> _TASK BRIEF_
Take every line where the string "xlabel" appears and copy it.

Records from a data collection
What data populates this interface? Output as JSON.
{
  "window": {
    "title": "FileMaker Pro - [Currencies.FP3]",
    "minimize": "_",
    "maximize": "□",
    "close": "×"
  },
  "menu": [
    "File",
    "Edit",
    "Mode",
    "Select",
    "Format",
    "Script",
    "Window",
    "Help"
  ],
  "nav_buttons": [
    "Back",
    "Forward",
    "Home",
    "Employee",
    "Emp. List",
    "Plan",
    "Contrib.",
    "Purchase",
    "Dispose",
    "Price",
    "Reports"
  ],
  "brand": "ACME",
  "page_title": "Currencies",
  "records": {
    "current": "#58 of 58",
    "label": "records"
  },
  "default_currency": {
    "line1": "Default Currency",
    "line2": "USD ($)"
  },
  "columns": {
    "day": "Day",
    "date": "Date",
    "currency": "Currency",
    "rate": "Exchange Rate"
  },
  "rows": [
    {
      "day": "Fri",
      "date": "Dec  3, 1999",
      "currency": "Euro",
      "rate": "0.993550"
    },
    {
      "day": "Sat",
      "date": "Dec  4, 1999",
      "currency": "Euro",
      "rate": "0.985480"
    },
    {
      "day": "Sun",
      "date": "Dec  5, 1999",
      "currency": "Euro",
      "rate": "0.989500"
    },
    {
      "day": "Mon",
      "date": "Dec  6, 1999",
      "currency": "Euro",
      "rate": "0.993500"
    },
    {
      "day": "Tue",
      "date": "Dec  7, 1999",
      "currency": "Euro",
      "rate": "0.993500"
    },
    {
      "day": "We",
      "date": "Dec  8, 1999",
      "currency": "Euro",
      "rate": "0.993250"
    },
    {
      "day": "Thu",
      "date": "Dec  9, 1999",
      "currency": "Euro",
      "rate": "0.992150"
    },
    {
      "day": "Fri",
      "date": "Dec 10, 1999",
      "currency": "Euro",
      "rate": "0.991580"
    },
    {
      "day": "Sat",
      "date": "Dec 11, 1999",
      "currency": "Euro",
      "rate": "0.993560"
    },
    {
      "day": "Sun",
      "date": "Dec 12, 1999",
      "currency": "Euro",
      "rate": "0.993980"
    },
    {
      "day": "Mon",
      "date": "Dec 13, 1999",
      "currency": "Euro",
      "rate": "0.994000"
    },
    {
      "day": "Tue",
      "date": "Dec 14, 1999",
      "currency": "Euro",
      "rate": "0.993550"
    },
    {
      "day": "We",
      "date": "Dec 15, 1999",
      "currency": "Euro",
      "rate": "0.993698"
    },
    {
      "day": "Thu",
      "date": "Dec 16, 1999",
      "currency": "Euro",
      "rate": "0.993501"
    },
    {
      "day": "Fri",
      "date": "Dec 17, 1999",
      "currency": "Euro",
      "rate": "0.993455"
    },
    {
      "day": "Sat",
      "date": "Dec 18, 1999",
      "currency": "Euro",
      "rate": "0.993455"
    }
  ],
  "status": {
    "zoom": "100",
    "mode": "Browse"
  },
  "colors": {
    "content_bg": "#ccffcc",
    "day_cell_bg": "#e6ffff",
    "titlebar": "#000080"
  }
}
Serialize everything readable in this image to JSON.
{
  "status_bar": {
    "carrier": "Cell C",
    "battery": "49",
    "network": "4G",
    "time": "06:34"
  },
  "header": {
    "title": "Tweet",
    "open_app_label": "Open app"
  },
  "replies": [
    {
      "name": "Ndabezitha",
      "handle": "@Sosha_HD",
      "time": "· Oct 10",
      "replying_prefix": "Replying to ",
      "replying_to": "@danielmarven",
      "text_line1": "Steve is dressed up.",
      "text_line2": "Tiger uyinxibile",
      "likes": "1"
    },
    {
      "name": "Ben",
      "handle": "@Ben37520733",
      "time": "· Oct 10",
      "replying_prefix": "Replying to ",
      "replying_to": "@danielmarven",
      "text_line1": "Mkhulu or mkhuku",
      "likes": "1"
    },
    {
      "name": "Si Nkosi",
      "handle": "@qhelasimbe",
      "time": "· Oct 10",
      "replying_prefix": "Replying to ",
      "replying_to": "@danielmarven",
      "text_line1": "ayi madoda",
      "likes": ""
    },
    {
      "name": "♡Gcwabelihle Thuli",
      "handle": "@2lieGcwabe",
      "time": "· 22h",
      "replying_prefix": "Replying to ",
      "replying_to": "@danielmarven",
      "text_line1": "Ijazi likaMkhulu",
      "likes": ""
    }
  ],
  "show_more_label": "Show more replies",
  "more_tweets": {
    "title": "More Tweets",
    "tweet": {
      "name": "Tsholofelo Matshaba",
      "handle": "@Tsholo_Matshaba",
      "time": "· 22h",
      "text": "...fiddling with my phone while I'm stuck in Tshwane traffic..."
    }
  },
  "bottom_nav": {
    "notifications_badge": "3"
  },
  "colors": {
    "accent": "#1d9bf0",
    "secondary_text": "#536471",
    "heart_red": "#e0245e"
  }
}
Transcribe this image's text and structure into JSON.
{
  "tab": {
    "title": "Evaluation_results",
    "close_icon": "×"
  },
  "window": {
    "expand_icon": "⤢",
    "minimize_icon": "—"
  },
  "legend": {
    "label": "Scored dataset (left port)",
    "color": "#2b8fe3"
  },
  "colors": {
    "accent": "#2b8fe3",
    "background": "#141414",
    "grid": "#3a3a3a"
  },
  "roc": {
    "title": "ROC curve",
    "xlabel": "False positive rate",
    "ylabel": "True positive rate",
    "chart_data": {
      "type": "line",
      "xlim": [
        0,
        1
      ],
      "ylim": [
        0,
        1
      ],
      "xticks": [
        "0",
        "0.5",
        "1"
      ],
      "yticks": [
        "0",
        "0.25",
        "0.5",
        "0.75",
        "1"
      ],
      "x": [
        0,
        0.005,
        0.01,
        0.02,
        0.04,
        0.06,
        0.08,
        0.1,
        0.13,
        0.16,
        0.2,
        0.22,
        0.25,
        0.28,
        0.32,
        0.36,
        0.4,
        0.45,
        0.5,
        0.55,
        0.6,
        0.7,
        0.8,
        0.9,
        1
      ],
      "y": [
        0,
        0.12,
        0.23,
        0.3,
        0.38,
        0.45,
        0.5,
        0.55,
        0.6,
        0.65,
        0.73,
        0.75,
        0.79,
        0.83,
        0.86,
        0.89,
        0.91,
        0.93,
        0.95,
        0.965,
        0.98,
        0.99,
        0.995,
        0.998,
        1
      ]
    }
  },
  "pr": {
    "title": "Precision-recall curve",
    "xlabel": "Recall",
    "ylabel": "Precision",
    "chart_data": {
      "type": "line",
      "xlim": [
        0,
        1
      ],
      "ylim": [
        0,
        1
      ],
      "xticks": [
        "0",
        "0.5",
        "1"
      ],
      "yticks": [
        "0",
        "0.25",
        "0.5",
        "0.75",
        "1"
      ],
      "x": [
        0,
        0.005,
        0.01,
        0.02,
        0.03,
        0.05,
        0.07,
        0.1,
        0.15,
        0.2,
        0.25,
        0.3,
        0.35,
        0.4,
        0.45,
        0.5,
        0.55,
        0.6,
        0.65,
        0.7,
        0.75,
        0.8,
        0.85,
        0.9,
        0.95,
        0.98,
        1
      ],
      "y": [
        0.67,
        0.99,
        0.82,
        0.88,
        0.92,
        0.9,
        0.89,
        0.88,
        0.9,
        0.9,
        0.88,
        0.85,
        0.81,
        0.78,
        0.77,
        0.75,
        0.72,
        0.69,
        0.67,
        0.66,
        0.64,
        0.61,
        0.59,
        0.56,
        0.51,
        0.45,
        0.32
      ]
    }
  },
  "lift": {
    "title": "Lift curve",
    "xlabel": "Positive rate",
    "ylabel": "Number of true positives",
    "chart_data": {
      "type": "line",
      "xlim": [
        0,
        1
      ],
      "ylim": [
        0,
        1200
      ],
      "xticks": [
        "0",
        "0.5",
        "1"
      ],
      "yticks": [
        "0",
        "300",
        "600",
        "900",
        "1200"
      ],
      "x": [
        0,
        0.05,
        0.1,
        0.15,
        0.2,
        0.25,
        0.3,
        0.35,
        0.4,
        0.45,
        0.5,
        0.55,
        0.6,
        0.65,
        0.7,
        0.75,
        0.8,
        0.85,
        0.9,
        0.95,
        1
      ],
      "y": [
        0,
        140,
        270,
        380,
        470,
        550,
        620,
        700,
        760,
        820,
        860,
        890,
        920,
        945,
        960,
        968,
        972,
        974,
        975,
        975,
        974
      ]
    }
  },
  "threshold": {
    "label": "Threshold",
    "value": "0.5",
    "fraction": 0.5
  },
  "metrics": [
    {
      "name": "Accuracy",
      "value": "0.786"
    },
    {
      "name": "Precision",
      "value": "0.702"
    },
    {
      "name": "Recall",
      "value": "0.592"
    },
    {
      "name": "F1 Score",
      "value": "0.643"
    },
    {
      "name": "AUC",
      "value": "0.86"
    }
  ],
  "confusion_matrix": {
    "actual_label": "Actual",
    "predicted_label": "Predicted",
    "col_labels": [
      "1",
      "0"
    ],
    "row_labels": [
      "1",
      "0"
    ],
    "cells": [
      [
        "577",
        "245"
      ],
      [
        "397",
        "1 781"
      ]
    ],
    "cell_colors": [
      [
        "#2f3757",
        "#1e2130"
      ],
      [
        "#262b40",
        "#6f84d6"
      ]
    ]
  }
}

> _OUTPUT OF THE TASK_
    "xlabel": "False positive rate",
    "xlabel": "Recall",
    "xlabel": "Positive rate",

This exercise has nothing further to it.